Data records ▸
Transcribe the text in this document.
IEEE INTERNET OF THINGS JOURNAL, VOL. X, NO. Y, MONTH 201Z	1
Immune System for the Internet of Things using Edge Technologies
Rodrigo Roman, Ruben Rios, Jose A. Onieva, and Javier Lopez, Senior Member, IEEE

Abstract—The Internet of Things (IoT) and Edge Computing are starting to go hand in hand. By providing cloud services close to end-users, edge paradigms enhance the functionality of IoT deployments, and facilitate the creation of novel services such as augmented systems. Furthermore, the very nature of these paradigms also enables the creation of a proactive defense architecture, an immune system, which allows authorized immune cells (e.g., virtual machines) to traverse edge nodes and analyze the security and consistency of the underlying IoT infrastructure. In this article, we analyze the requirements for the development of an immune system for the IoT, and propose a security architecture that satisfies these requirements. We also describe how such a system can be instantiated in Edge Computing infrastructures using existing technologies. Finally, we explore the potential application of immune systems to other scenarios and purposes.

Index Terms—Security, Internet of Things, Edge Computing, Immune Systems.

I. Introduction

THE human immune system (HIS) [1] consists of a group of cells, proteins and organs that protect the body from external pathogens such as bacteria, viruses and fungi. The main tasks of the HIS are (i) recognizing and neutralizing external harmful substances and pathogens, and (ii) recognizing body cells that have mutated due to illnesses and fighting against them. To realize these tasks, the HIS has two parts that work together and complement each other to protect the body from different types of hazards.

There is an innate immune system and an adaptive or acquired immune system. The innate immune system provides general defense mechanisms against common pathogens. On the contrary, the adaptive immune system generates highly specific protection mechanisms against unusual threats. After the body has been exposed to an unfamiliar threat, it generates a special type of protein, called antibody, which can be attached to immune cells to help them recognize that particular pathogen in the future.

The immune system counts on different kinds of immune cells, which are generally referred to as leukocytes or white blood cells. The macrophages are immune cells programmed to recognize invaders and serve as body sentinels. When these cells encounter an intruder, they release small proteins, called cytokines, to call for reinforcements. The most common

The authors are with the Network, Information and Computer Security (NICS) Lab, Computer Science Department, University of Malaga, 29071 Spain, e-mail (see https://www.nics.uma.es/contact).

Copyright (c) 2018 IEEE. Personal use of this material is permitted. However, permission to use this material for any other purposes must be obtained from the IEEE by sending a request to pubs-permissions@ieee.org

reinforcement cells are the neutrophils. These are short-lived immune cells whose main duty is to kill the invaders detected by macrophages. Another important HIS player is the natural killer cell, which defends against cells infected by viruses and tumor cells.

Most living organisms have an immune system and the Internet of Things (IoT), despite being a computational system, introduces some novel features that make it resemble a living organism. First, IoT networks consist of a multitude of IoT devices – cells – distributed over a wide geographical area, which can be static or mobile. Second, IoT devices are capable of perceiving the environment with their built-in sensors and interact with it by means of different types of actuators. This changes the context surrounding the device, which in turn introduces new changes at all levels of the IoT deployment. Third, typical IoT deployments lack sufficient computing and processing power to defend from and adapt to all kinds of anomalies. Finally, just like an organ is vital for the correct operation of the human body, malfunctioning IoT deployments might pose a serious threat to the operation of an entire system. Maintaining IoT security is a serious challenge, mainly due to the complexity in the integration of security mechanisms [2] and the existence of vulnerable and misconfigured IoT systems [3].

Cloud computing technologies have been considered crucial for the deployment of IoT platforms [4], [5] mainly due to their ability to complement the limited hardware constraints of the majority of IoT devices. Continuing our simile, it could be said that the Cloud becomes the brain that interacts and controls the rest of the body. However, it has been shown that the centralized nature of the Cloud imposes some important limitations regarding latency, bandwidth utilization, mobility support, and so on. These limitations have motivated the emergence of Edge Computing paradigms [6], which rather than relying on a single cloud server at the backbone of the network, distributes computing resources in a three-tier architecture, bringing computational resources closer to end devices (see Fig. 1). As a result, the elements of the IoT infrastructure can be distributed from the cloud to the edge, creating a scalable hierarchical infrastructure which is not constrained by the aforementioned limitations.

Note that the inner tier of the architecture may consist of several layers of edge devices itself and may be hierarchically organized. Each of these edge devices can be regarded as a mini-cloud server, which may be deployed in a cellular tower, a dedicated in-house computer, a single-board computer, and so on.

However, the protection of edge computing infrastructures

What this task involves ▸ In full and word for word, set down the records shown above.

Response for this exercise ▸
Transcribe the text in this document.
IEEE INTERNET OF THINGS JOURNAL, VOL. X, NO. Y, MONTH 201Z	1
Immune System for the Internet of Things using Edge Technologies
Rodrigo Roman, Ruben Rios, Jose A. Onieva, and Javier Lopez, Senior Member, IEEE

Abstract—The Internet of Things (IoT) and Edge Computing are starting to go hand in hand. By providing cloud services close to end-users, edge paradigms enhance the functionality of IoT deployments, and facilitate the creation of novel services such as augmented systems. Furthermore, the very nature of these paradigms also enables the creation of a proactive defense architecture, an immune system, which allows authorized immune cells (e.g., virtual machines) to traverse edge nodes and analyze the security and consistency of the underlying IoT infrastructure. In this article, we analyze the requirements for the development of an immune system for the IoT, and propose a security architecture that satisfies these requirements. We also describe how such a system can be instantiated in Edge Computing infrastructures using existing technologies. Finally, we explore the potential application of immune systems to other scenarios and purposes.

Index Terms—Security, Internet of Things, Edge Computing, Immune Systems.

I. Introduction

THE human immune system (HIS) [1] consists of a group of cells, proteins and organs that protect the body from external pathogens such as bacteria, viruses and fungi. The main tasks of the HIS are (i) recognizing and neutralizing external harmful substances and pathogens, and (ii) recognizing body cells that have mutated due to illnesses and fighting against them. To realize these tasks, the HIS has two parts that work together and complement each other to protect the body from different types of hazards.

There is an innate immune system and an adaptive or acquired immune system. The innate immune system provides general defense mechanisms against common pathogens. On the contrary, the adaptive immune system generates highly specific protection mechanisms against unusual threats. After the body has been exposed to an unfamiliar threat, it generates a special type of protein, called antibody, which can be attached to immune cells to help them recognize that particular pathogen in the future.

The immune system counts on different kinds of immune cells, which are generally referred to as leukocytes or white blood cells. The macrophages are immune cells programmed to recognize invaders and serve as body sentinels. When these cells encounter an intruder, they release small proteins, called cytokines, to call for reinforcements. The most common

The authors are with the Network, Information and Computer Security (NICS) Lab, Computer Science Department, University of Malaga, 29071 Spain, e-mail (see https://www.nics.uma.es/contact).

Copyright (c) 2018 IEEE. Personal use of this material is permitted. However, permission to use this material for any other purposes must be obtained from the IEEE by sending a request to pubs-permissions@ieee.org

reinforcement cells are the neutrophils. These are short-lived immune cells whose main duty is to kill the invaders detected by macrophages. Another important HIS player is the natural killer cell, which defends against cells infected by viruses and tumor cells.

Most living organisms have an immune system and the Internet of Things (IoT), despite being a computational system, introduces some novel features that make it resemble a living organism. First, IoT networks consist of a multitude of IoT devices – cells – distributed over a wide geographical area, which can be static or mobile. Second, IoT devices are capable of perceiving the environment with their built-in sensors and interact with it by means of different types of actuators. This changes the context surrounding the device, which in turn introduces new changes at all levels of the IoT deployment. Third, typical IoT deployments lack sufficient computing and processing power to defend from and adapt to all kinds of anomalies. Finally, just like an organ is vital for the correct operation of the human body, malfunctioning IoT deployments might pose a serious threat to the operation of an entire system. Maintaining IoT security is a serious challenge, mainly due to the complexity in the integration of security mechanisms [2] and the existence of vulnerable and misconfigured IoT systems [3].

Cloud computing technologies have been considered crucial for the deployment of IoT platforms [4], [5] mainly due to their ability to complement the limited hardware constraints of the majority of IoT devices. Continuing our simile, it could be said that the Cloud becomes the brain that interacts and controls the rest of the body. However, it has been shown that the centralized nature of the Cloud imposes some important limitations regarding latency, bandwidth utilization, mobility support, and so on. These limitations have motivated the emergence of Edge Computing paradigms [6], which rather than relying on a single cloud server at the backbone of the network, distributes computing resources in a three-tier architecture, bringing computational resources closer to end devices (see Fig. 1). As a result, the elements of the IoT infrastructure can be distributed from the cloud to the edge, creating a scalable hierarchical infrastructure which is not constrained by the aforementioned limitations.

Note that the inner tier of the architecture may consist of several layers of edge devices itself and may be hierarchically organized. Each of these edge devices can be regarded as a mini-cloud server, which may be deployed in a cellular tower, a dedicated in-house computer, a single-board computer, and so on.

However, the protection of edge computing infrastructures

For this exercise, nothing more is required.